━━━━━ ENTRIES

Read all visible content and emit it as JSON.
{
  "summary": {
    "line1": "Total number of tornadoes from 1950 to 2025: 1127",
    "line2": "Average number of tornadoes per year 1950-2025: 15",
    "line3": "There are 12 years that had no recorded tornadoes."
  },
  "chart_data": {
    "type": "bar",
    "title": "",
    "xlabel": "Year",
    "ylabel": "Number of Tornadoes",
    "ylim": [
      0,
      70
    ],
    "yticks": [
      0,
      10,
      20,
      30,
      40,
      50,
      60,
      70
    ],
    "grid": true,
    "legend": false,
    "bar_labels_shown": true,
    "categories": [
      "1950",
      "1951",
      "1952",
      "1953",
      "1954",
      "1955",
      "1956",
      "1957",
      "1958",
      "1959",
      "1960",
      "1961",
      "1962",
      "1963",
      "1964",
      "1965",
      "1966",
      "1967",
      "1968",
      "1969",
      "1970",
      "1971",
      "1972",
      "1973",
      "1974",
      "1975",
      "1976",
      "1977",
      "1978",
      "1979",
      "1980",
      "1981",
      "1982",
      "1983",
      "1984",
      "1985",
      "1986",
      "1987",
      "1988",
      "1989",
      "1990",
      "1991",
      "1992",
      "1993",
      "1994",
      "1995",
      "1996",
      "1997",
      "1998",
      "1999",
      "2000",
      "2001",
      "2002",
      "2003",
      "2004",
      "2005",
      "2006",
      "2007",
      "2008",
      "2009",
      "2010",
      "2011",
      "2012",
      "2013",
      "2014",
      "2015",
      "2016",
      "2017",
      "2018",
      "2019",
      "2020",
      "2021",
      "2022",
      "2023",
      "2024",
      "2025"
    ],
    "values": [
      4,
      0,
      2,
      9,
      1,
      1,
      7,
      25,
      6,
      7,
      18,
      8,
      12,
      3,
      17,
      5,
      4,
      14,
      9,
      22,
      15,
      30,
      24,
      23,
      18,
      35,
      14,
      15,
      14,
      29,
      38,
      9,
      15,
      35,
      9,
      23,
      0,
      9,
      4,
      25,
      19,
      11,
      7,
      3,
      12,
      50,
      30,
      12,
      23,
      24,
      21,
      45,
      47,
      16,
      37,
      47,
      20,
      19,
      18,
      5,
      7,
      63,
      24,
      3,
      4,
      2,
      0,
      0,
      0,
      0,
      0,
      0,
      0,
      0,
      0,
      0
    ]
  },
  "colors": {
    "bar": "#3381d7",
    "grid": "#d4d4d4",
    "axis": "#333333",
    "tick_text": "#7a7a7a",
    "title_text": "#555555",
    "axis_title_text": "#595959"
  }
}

━━━━━━━━━━

# TO DO
Reproduce all of the data exactly as given.

# WRITTEN REPLY
Read all visible content and emit it as JSON.
{
  "summary": {
    "line1": "Total number of tornadoes from 1950 to 2025: 1127",
    "line2": "Average number of tornadoes per year 1950-2025: 15",
    "line3": "There are 12 years that had no recorded tornadoes."
  },
  "chart_data": {
    "type": "bar",
    "title": "",
    "xlabel": "Year",
    "ylabel": "Number of Tornadoes",
    "ylim": [
      0,
      70
    ],
    "yticks": [
      0,
      10,
      20,
      30,
      40,
      50,
      60,
      70
    ],
    "grid": true,
    "legend": false,
    "bar_labels_shown": true,
    "categories": [
      "1950",
      "1951",
      "1952",
      "1953",
      "1954",
      "1955",
      "1956",
      "1957",
      "1958",
      "1959",
      "1960",
      "1961",
      "1962",
      "1963",
      "1964",
      "1965",
      "1966",
      "1967",
      "1968",
      "1969",
      "1970",
      "1971",
      "1972",
      "1973",
      "1974",
      "1975",
      "1976",
      "1977",
      "1978",
      "1979",
      "1980",
      "1981",
      "1982",
      "1983",
      "1984",
      "1985",
      "1986",
      "1987",
      "1988",
      "1989",
      "1990",
      "1991",
      "1992",
      "1993",
      "1994",
      "1995",
      "1996",
      "1997",
      "1998",
      "1999",
      "2000",
      "2001",
      "2002",
      "2003",
      "2004",
      "2005",
      "2006",
      "2007",
      "2008",
      "2009",
      "2010",
      "2011",
      "2012",
      "2013",
      "2014",
      "2015",
      "2016",
      "2017",
      "2018",
      "2019",
      "2020",
      "2021",
      "2022",
      "2023",
      "2024",
      "2025"
    ],
    "values": [
      4,
      0,
      2,
      9,
      1,
      1,
      7,
      25,
      6,
      7,
      18,
      8,
      12,
      3,
      17,
      5,
      4,
      14,
      9,
      22,
      15,
      30,
      24,
      23,
      18,
      35,
      14,
      15,
      14,
      29,
      38,
      9,
      15,
      35,
      9,
      23,
      0,
      9,
      4,
      25,
      19,
      11,
      7,
      3,
      12,
      50,
      30,
      12,
      23,
      24,
      21,
      45,
      47,
      16,
      37,
      47,
      20,
      19,
      18,
      5,
      7,
      63,
      24,
      3,
      4,
      2,
      0,
      0,
      0,
      0,
      0,
      0,
      0,
      0,
      0,
      0
    ]
  },
  "colors": {
    "bar": "#3381d7",
    "grid": "#d4d4d4",
    "axis": "#333333",
    "tick_text": "#7a7a7a",
    "title_text": "#555555",
    "axis_title_text": "#595959"
  }
}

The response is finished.